◆ **GOAL**
Copy every line from the data below in which the string "maltempo" can be found.

[Dataset entries]
= = = = = = =

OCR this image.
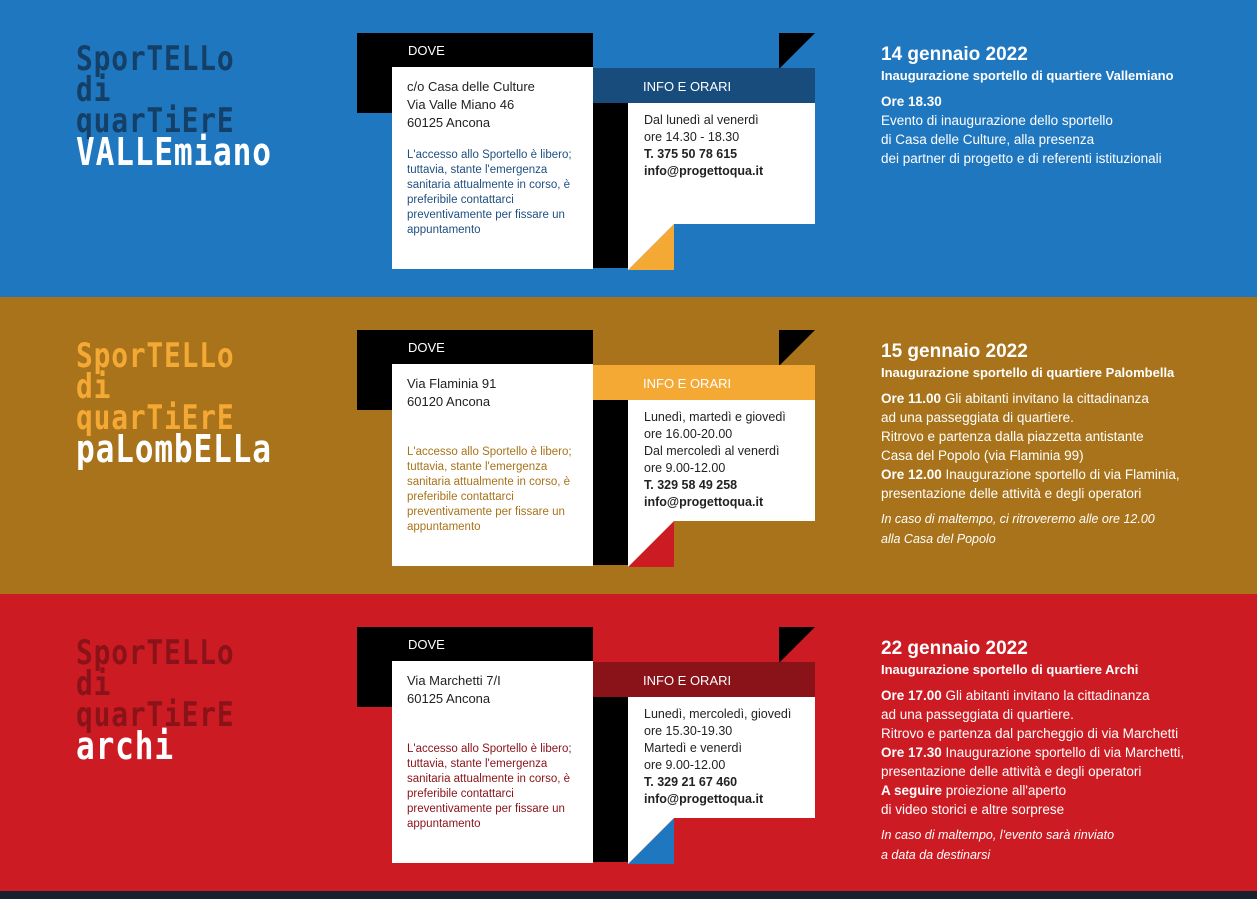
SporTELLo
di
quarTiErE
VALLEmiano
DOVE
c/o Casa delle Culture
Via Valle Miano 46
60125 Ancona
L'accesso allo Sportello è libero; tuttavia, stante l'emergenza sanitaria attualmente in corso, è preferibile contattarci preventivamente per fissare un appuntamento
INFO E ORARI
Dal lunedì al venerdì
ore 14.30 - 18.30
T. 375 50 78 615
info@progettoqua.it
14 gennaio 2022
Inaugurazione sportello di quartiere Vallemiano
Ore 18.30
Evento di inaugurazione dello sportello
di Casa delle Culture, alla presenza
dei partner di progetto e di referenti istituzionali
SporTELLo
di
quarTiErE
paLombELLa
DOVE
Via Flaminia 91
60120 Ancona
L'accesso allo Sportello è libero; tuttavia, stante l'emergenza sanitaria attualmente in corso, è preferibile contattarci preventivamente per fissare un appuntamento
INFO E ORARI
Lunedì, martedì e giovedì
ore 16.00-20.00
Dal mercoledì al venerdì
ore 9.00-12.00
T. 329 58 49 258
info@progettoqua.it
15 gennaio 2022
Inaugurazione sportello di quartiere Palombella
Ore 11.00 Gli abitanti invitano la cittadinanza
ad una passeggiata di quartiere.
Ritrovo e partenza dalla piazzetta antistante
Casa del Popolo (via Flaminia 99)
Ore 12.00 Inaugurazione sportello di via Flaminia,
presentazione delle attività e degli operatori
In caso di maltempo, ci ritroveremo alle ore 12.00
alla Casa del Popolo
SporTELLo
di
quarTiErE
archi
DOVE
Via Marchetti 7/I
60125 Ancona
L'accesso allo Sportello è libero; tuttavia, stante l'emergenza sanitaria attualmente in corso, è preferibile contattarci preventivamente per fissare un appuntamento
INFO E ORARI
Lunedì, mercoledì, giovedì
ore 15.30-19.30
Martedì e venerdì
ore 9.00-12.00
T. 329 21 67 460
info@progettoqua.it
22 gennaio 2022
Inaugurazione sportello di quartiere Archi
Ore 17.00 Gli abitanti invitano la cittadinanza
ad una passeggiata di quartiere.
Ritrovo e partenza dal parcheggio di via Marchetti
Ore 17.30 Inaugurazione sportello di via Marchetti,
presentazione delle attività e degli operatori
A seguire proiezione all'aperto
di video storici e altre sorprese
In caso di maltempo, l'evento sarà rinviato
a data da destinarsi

= = = = = = =

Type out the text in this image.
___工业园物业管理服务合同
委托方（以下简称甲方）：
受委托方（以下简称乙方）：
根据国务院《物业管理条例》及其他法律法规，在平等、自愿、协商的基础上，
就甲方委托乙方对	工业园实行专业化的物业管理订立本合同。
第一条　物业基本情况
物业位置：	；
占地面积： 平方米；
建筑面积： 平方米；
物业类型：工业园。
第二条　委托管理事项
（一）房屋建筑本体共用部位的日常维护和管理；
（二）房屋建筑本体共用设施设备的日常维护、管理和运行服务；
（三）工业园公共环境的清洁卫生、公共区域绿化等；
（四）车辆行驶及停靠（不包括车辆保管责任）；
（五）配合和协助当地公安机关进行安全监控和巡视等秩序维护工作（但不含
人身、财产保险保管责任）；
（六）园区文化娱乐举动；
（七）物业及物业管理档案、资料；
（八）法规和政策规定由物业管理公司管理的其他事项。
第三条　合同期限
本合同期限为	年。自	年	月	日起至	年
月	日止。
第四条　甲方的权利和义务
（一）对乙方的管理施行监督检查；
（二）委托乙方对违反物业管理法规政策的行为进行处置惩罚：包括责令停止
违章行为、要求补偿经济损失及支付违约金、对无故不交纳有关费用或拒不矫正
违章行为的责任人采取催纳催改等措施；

= = = = = = =

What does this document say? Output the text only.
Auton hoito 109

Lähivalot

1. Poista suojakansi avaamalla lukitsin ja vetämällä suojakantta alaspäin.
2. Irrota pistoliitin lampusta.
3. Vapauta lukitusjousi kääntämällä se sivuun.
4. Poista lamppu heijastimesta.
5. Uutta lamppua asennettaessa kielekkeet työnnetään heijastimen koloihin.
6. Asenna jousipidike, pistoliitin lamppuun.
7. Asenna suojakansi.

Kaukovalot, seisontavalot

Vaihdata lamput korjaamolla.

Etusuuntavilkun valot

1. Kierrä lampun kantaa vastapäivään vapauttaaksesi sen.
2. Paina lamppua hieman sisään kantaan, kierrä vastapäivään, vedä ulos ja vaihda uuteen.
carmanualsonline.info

= = = = = = =

◆ **TASK SOLUTION**
In caso di maltempo, ci ritroveremo alle ore 12.00
In caso di maltempo, l'evento sarà rinviato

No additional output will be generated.